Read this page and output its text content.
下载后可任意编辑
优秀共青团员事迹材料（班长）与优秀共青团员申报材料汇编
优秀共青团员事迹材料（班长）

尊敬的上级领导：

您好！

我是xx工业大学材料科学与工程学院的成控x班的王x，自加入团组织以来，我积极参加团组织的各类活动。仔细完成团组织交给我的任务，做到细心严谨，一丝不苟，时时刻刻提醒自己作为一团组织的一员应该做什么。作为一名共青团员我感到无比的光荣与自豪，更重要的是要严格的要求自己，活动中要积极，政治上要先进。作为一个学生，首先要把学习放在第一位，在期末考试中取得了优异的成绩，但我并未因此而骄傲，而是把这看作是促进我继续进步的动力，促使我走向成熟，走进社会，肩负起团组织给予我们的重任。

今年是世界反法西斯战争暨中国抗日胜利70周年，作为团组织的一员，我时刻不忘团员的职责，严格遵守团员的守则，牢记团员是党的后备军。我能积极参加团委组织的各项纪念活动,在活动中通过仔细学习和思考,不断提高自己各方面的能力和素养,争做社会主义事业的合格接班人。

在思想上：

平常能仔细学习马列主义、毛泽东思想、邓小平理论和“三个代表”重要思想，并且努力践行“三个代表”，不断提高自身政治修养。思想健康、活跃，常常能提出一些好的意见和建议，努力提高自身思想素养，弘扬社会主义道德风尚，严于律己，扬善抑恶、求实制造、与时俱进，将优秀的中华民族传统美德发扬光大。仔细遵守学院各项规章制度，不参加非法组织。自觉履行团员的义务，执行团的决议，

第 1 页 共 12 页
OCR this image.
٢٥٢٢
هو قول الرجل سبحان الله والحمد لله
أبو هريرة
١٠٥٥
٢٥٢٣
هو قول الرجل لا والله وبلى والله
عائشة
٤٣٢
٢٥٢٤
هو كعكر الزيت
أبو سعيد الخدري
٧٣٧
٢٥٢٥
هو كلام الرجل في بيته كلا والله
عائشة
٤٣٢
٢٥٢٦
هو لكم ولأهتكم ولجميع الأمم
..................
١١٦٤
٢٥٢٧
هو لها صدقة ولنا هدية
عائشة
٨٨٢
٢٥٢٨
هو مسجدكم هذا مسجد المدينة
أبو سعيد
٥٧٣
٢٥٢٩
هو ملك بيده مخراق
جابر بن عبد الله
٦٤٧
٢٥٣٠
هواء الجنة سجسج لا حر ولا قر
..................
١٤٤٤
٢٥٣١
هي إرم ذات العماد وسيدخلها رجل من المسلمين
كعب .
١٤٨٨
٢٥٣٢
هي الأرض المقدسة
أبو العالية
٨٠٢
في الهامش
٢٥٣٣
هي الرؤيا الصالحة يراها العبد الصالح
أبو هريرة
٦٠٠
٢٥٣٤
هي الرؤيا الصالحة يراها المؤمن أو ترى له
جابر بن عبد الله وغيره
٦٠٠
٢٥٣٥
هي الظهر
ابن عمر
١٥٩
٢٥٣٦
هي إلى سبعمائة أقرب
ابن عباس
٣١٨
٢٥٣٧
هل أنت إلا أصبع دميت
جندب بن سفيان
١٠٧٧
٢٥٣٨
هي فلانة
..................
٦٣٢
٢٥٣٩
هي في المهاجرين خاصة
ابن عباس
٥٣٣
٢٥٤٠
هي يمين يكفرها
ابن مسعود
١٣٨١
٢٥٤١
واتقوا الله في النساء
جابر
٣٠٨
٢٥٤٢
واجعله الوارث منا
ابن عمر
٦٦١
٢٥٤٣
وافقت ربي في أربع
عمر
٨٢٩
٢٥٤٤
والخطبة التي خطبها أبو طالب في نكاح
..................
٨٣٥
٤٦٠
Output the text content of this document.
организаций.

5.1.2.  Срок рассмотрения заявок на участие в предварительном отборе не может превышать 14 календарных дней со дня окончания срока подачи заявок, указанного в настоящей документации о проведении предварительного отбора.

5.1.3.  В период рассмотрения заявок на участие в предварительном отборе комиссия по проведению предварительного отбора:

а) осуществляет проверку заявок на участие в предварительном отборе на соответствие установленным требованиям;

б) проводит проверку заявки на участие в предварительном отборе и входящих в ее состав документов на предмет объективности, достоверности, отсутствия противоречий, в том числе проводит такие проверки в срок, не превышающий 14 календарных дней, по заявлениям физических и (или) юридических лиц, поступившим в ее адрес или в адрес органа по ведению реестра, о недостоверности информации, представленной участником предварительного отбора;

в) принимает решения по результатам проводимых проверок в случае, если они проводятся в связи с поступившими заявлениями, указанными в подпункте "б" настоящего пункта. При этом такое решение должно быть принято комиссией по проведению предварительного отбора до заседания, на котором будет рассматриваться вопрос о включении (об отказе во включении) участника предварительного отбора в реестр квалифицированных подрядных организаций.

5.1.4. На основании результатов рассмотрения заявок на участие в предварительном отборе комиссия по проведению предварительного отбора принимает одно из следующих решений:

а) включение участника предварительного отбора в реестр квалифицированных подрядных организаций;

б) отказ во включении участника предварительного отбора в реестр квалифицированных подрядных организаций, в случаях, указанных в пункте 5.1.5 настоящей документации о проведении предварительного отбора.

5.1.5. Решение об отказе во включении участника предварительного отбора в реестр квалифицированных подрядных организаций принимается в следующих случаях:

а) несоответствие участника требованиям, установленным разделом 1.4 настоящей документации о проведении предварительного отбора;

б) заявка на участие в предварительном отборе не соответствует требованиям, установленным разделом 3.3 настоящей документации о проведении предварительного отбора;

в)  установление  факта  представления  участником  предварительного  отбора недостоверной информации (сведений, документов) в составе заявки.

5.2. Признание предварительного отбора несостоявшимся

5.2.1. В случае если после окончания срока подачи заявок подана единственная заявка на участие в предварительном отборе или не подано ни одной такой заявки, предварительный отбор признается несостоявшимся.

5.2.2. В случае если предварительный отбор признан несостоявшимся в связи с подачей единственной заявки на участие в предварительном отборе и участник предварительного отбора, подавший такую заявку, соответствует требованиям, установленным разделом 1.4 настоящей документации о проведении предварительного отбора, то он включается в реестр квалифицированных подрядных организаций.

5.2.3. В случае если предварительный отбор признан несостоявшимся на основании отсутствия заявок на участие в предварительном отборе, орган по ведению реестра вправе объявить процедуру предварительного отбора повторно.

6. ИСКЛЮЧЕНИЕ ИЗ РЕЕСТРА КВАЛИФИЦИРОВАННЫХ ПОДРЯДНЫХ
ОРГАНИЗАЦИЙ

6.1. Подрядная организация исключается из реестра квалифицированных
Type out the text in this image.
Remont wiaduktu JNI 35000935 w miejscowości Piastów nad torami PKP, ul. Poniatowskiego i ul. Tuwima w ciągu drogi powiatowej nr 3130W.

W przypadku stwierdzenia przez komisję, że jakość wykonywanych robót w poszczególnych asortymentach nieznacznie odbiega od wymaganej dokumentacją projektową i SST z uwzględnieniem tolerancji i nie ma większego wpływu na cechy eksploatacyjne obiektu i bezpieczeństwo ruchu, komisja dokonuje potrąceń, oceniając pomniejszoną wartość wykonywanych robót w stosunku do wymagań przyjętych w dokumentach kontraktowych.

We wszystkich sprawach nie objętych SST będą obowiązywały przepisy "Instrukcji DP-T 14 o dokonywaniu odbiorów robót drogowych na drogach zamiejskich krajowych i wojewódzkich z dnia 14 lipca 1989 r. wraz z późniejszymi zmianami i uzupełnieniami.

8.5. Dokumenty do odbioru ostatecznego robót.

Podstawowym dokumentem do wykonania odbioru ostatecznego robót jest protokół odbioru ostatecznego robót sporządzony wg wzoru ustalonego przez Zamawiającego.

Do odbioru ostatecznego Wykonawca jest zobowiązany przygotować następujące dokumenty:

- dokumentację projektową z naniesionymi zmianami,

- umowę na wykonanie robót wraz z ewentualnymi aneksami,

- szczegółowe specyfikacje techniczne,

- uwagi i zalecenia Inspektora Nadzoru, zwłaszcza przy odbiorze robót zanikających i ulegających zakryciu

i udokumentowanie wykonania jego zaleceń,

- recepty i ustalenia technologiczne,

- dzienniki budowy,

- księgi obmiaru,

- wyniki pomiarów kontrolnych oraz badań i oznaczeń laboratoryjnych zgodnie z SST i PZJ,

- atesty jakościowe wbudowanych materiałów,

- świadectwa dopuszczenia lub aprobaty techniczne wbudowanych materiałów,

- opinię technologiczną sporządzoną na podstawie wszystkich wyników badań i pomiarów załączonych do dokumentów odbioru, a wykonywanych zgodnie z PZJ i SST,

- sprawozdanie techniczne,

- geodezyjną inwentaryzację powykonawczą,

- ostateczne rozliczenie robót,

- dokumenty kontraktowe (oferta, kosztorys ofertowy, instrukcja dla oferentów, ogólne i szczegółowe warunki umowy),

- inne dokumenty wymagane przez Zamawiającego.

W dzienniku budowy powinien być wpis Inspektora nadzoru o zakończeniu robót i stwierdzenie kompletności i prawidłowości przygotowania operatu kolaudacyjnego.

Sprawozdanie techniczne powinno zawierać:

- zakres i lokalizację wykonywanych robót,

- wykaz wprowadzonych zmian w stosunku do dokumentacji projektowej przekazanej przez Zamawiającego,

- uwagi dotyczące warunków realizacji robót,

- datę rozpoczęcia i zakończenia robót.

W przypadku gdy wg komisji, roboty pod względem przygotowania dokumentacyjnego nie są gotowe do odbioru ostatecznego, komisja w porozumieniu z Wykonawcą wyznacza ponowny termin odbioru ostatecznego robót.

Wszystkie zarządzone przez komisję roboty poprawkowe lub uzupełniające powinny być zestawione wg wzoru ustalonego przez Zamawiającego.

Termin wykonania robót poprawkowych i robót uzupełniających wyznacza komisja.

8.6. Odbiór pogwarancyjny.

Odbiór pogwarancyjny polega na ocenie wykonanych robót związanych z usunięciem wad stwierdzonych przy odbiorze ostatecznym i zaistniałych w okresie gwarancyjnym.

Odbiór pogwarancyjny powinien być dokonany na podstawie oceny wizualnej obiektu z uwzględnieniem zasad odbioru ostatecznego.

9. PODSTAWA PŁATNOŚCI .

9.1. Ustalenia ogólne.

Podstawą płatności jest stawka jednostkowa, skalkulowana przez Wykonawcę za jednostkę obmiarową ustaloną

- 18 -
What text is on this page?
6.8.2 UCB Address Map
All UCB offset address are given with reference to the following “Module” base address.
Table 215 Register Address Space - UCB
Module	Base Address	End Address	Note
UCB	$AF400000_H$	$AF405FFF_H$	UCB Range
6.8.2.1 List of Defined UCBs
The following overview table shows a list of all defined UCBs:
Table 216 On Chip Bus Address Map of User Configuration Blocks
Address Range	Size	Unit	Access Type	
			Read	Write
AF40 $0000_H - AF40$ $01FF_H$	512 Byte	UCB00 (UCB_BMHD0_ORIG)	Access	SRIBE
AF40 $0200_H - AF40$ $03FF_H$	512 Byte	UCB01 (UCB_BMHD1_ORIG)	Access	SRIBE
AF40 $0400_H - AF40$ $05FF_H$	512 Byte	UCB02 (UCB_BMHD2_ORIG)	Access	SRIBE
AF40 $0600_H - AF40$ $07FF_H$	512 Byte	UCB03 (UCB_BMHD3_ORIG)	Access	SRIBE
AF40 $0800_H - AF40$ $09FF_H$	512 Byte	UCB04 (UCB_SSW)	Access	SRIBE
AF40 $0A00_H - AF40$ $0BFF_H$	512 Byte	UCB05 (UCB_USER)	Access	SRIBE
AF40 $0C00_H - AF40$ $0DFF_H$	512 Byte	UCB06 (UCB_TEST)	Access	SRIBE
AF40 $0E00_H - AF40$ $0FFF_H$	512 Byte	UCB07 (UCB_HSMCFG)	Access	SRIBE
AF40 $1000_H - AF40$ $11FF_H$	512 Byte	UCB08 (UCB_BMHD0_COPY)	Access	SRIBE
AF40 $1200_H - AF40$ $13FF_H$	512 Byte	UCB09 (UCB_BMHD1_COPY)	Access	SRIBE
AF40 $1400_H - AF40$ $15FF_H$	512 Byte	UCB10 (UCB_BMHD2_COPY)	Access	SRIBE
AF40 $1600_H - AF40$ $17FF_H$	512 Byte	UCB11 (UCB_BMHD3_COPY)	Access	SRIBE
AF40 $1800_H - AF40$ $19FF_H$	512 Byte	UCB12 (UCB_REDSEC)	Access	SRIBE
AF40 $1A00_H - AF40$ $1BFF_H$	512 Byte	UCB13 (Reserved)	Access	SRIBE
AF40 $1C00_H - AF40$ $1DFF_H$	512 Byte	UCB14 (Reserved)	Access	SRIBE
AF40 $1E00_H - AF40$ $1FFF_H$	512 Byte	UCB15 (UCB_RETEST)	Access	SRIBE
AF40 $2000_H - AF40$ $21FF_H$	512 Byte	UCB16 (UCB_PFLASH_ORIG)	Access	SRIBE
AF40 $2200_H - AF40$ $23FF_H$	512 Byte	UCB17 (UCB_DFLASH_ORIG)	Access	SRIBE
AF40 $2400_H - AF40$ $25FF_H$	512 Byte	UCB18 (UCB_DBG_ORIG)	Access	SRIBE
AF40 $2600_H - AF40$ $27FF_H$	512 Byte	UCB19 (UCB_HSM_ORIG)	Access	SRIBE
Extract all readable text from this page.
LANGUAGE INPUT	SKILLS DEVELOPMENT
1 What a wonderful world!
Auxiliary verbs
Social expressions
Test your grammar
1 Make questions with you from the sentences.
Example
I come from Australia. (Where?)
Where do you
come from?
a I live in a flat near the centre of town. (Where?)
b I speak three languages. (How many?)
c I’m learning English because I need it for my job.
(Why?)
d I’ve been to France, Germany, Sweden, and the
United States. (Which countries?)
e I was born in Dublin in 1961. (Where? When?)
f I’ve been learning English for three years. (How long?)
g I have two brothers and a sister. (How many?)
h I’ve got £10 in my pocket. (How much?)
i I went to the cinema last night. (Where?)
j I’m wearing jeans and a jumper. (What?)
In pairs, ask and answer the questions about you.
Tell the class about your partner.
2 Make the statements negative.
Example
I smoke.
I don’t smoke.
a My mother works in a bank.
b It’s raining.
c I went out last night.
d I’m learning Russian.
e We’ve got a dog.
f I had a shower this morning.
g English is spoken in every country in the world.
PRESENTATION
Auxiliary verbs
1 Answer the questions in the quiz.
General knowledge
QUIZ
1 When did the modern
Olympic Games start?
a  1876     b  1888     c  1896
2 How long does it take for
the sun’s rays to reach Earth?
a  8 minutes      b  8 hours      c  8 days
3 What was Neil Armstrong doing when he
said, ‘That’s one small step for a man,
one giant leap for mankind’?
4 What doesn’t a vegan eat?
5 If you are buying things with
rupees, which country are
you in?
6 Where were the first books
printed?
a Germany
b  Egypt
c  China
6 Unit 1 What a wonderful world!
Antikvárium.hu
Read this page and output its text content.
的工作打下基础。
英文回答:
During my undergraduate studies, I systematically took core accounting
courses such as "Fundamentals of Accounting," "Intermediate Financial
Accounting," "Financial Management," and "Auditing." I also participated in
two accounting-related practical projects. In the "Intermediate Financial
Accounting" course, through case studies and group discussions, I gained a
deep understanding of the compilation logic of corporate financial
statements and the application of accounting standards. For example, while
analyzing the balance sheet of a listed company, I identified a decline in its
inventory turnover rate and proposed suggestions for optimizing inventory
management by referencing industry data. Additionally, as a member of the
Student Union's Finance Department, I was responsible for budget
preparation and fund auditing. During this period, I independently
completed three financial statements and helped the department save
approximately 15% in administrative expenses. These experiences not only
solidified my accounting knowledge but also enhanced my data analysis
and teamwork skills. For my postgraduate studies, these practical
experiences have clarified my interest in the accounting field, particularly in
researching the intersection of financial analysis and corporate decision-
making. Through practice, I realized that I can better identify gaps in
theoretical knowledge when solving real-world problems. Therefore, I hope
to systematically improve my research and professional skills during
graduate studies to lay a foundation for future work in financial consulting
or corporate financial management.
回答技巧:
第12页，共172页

━━━━━━━━━━━━━━━━

### Instructions for the task:
Return every line above that contains the word "last".

### Solution for this problem:
i I went to the cinema last night. (Where?)
c I went out last night.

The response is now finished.